◆ Text passage:
The members of the Marthasville Volunteer Fire Department meet weekly on Wednesday evenings. Twice a month the department holds trainings that are open to the public to come and view. These trainings are designed to sharpen the skills of the departments firefighters so that they can do their job safer and more efficiently. Occasionally, the department also holds larger, more in depth trainings on weekends such as live burns, ice rescue or other more advanced techincal skilled trainings. The first and third Wednesday of every month is devoted to department training. The second Wednesday of the month is the departments business meeting, where the operations of the department are discussed and planned. The fourth Wednesday of the month is set up for station clean up and truck checks for operational readiness.
If you are looking for a productive way to give back to the local community, then perhaps you should consider joining the Marthasville Volunteer Fire Department. We are always looking for exceptional citizens who posses the characteristics to make a good public servant. To be a firefighter an individual must be willing to devote the time necessary and be able to handle the variety of difficult tasks that naturally come with the job. You won't receive a paycheck at the end of the week for your hard work but you will walk away knowing that you did something good and made a positive impact on someone's life. There is no satisfaction like knowing someone is sincerely thankful for all that you have done while helping them. Training starts the first day you join and will never end until you retire. If you think that you have what it takes to become a fire fighter then feel free to stop by and pick up an application from any of the three fire stations or from our website. Applicants must be at least be 14 years of age which is considered the Cadet program which is ages 14-18. Applicants 18 and up that wish to join would be considered probationary members.
HISTORY OF DEPARTMENT
Little is known about the departments early history during the 20th century. We do know the department had a band, which held concerts and served meals to raise money for department uniforms.
In 1928, the town of Marthasville took over the reins of city fire protection, although little is known of its management or personnel. We do know the department owned a Model T fire truck and the fire house was located on Main Street on the same lot where the water tower is now located, across the street from Station #1’s current location. A bell in the firehouse sounded the alarm.
In 1945, the city board of aldermen was anxious to relieve themselves of the burden of fire protection and our present organization, the Marthasville Volunteer Fire Department, was founded. The department chose a fire chief and two assistants to manage operations and a president, vice president, treasurer, and secretary to handle the financial and administrative tasks. The first Fire Chief was Mr. Eli Suhre, a local businessman.
There was no tax money available to support the new department so funding was provided by a rural tag system. Rural residents paid about three dollars per year for fire protection whether they owned a two-room shanty or had a mansion located on 500 acres. The department set their protection boundaries at 5 miles.

◆ Recorded data:

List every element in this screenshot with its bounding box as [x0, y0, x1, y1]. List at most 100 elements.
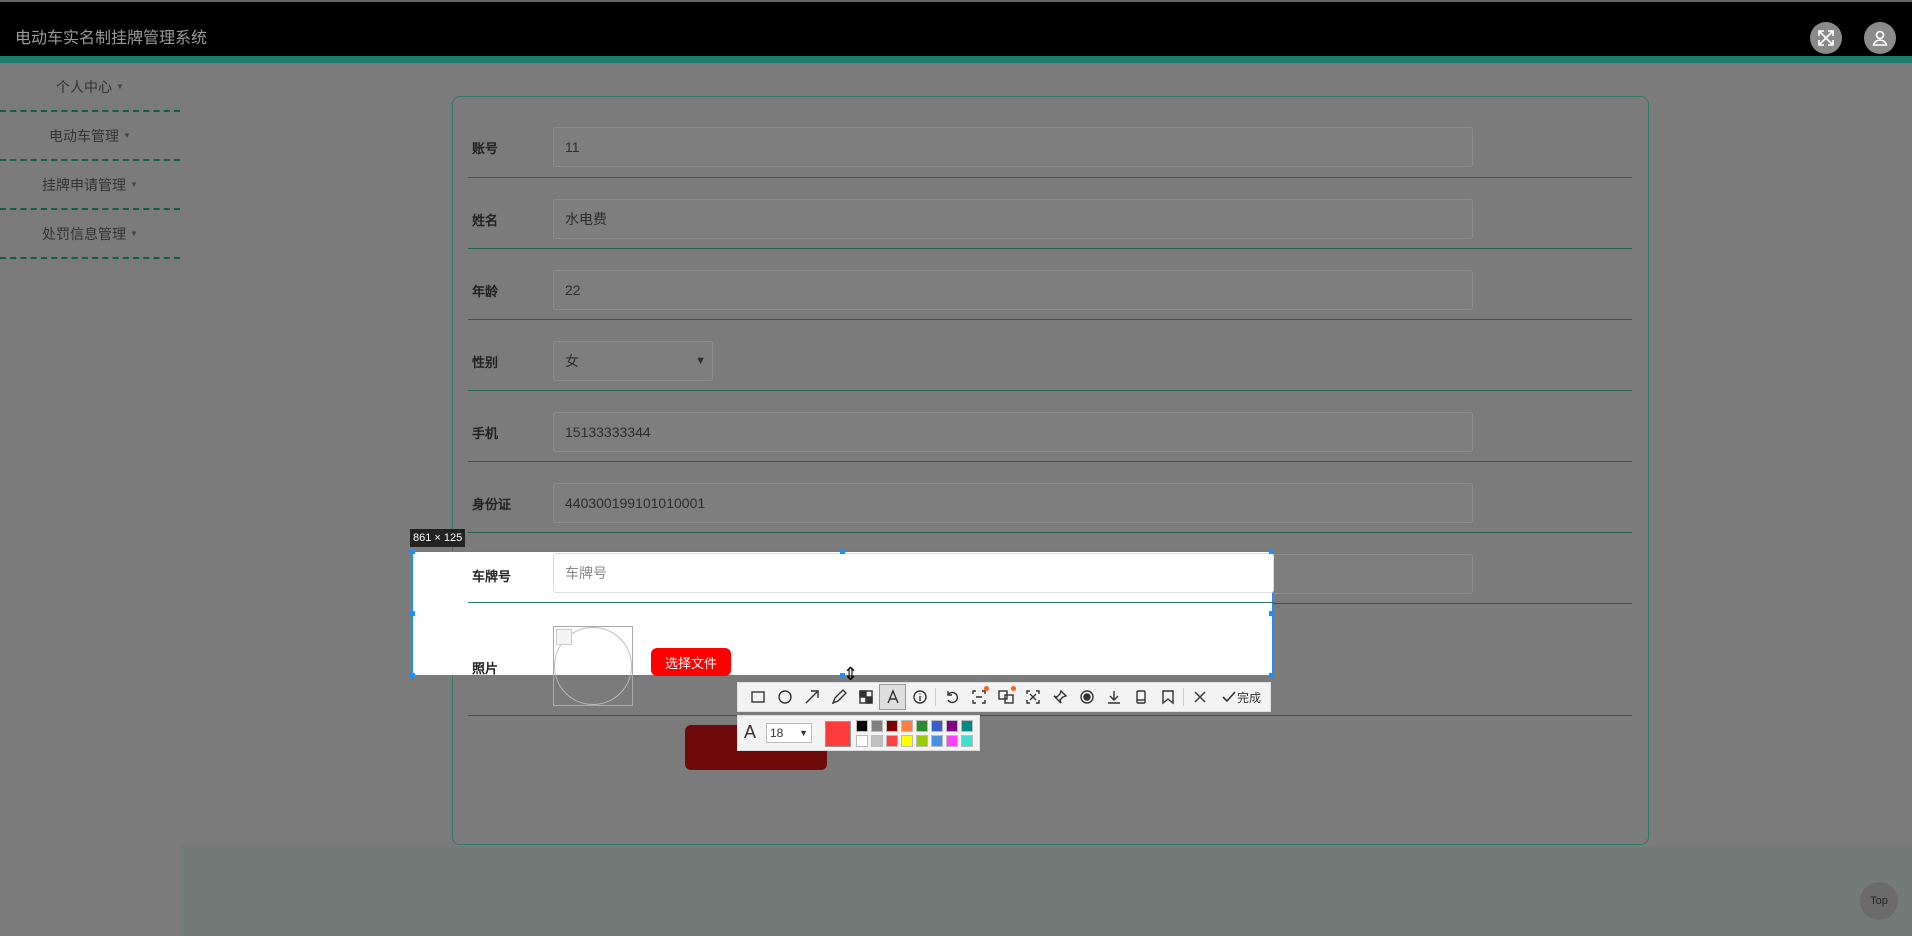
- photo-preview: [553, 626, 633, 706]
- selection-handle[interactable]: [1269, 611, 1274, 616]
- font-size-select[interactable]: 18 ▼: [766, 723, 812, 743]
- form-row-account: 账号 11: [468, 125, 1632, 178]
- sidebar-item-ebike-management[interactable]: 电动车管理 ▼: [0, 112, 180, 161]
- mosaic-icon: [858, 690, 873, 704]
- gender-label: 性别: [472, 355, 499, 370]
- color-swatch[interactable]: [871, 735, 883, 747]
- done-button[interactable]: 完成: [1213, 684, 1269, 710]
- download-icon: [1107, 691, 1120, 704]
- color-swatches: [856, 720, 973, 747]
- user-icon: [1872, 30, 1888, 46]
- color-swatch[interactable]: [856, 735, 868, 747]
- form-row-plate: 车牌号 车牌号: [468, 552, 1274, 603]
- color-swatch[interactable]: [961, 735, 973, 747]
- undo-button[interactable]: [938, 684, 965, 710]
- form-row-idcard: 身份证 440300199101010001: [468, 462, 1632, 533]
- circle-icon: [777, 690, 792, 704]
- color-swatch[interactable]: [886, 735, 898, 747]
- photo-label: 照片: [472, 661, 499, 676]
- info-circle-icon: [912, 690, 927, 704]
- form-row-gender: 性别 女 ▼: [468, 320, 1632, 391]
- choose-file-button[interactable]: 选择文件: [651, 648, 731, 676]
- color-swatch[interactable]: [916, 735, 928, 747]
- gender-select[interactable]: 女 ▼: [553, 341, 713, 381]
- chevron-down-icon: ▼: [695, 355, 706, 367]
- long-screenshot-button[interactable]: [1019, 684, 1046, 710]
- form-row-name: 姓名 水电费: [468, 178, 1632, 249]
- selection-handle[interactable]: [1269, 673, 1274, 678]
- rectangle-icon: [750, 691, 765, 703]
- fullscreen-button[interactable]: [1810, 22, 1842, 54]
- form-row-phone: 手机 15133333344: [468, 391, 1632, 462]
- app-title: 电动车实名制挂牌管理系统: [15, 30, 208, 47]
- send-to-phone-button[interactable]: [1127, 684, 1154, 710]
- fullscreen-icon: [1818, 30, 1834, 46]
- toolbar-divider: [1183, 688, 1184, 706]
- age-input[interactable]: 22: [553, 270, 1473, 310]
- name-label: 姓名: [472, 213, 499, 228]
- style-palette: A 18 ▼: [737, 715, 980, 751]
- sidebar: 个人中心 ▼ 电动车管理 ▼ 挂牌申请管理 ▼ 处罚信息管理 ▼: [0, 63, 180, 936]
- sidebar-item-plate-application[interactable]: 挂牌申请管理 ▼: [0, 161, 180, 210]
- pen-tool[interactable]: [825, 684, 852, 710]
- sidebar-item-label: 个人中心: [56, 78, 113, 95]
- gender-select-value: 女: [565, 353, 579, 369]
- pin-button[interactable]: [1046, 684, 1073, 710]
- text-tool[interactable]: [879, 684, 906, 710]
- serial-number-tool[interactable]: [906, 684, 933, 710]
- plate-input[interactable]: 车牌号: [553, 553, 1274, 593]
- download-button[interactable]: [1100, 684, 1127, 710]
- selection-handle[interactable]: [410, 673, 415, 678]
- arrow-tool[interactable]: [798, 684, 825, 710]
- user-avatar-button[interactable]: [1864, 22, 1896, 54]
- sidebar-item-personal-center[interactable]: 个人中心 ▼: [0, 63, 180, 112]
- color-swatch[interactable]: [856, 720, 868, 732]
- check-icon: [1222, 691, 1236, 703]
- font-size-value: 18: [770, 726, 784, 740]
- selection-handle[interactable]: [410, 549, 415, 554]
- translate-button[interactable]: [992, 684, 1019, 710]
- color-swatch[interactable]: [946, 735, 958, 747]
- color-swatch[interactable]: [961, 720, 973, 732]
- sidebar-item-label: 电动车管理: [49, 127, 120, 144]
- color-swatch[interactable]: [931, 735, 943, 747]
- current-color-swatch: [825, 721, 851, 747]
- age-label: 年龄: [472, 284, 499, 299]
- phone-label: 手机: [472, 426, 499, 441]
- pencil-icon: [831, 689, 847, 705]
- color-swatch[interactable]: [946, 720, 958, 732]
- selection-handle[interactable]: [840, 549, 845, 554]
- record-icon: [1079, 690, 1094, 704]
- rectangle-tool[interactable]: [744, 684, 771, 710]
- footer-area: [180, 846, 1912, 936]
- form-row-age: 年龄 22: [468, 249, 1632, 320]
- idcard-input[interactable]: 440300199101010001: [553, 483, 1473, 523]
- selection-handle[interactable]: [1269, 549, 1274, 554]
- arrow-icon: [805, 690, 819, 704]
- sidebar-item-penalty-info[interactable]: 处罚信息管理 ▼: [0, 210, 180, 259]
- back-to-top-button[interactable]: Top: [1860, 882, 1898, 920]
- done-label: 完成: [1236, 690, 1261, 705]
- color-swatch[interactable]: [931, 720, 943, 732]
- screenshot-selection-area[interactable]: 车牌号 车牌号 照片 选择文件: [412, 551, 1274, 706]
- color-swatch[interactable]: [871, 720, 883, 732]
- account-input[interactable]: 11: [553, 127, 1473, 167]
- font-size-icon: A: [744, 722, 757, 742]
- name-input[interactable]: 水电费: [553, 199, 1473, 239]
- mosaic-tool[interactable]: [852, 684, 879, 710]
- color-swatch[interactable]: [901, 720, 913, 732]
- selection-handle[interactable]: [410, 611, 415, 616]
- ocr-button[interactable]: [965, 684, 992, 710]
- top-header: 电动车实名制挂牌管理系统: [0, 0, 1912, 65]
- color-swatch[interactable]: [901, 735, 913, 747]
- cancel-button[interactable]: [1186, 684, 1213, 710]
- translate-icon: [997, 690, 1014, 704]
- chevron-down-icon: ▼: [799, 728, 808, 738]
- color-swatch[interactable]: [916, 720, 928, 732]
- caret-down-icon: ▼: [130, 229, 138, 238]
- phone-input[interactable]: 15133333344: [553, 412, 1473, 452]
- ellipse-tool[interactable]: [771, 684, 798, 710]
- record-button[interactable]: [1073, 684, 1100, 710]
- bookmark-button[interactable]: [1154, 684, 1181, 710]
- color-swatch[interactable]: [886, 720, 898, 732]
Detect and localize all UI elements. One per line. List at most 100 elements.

◆ Written instruction 1:
In the records, render the lines starting at "- photo-preview: [553, 626, 633, 706]" and ending at "- color-swatch[interactable]: [871, 735, 883, 747]" as a numbered list, leaving out any blank lines.
◆ Written instruction 2:
Continue the text on the Marthasville Volunteer Fire Department from where it stops.

◆ Task output 1:
1. - photo-preview: [553, 626, 633, 706]
2. - selection-handle[interactable]: [1269, 611, 1274, 616]
3. - font-size-select[interactable]: 18 ▼: [766, 723, 812, 743]
4. - form-row-account: 账号 11: [468, 125, 1632, 178]
5. - sidebar-item-ebike-management[interactable]: 电动车管理 ▼: [0, 112, 180, 161]
6. - mosaic-icon: [858, 690, 873, 704]
7. - gender-label: 性别: [472, 355, 499, 370]
8. - color-swatch[interactable]: [871, 735, 883, 747]

◆ Task output 2:
Funding was also provided by dances, a penny pitch stand at the Fall Festival, barbecues and just about anything, the firefighters could think of to make a buck or two.
The department expanded their equipment and bought a second pumper, a used 1939 Chevrolet / Central. Other than surplus civil defense WWI military helmets, the firefighters had very little protective equipment.
In those days, if someone needed the fire department, and they were fortunate enough to have access to a telephone, they would simply connect with the Marthasville operator and state their emergency. The operator would set off the recycled surplus civil defense city sirens, which were situated around town. The alerted volunteers would respond to the firehouse where they would pick up the house phone and receive directions and information from the telephone operator.
In 1948, the Department moved to new quarters at the corner of Main Street and Third Street. The building still stands today and is used by the City of Marthasville.
A new Ford/Howe pumper truck was added to the departments fleet in 1958. This was Marthasville’s first brand-new fire truck. This truck is still within the department. Currently it is being restored to be used for special functions.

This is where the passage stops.